▶ _Stated goal_:
Search the listing below for the string "values" and copy every line where it occurs.

▶ _Provided entries_:
╭──
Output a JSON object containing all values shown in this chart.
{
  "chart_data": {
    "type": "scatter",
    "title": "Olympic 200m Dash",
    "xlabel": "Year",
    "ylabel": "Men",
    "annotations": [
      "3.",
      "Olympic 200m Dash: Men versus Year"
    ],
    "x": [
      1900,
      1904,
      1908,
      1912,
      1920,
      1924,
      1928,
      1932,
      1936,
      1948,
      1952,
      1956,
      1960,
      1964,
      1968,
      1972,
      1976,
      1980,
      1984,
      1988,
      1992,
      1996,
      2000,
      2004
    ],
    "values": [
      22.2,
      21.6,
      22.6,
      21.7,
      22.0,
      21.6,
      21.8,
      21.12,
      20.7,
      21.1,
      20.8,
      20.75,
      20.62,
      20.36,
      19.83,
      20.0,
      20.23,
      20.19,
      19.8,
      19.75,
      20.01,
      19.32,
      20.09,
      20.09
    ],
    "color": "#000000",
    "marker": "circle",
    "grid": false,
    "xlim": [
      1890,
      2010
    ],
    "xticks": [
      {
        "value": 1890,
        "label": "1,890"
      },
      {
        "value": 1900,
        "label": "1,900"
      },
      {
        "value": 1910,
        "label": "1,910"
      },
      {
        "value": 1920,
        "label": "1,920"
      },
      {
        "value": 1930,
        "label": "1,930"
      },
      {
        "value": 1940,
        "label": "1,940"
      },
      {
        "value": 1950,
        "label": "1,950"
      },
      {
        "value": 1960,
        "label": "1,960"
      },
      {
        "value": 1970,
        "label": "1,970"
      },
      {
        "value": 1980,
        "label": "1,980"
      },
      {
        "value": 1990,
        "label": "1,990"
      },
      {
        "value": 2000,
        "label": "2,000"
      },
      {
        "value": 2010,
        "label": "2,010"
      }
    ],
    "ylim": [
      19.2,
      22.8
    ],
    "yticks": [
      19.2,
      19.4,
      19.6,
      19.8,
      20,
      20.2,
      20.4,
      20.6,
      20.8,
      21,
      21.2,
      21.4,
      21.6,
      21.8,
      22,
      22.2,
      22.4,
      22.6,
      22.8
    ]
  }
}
╰──
▶ _Exercise result_:
Output a JSON object containing all values shown in this chart.
    "values": [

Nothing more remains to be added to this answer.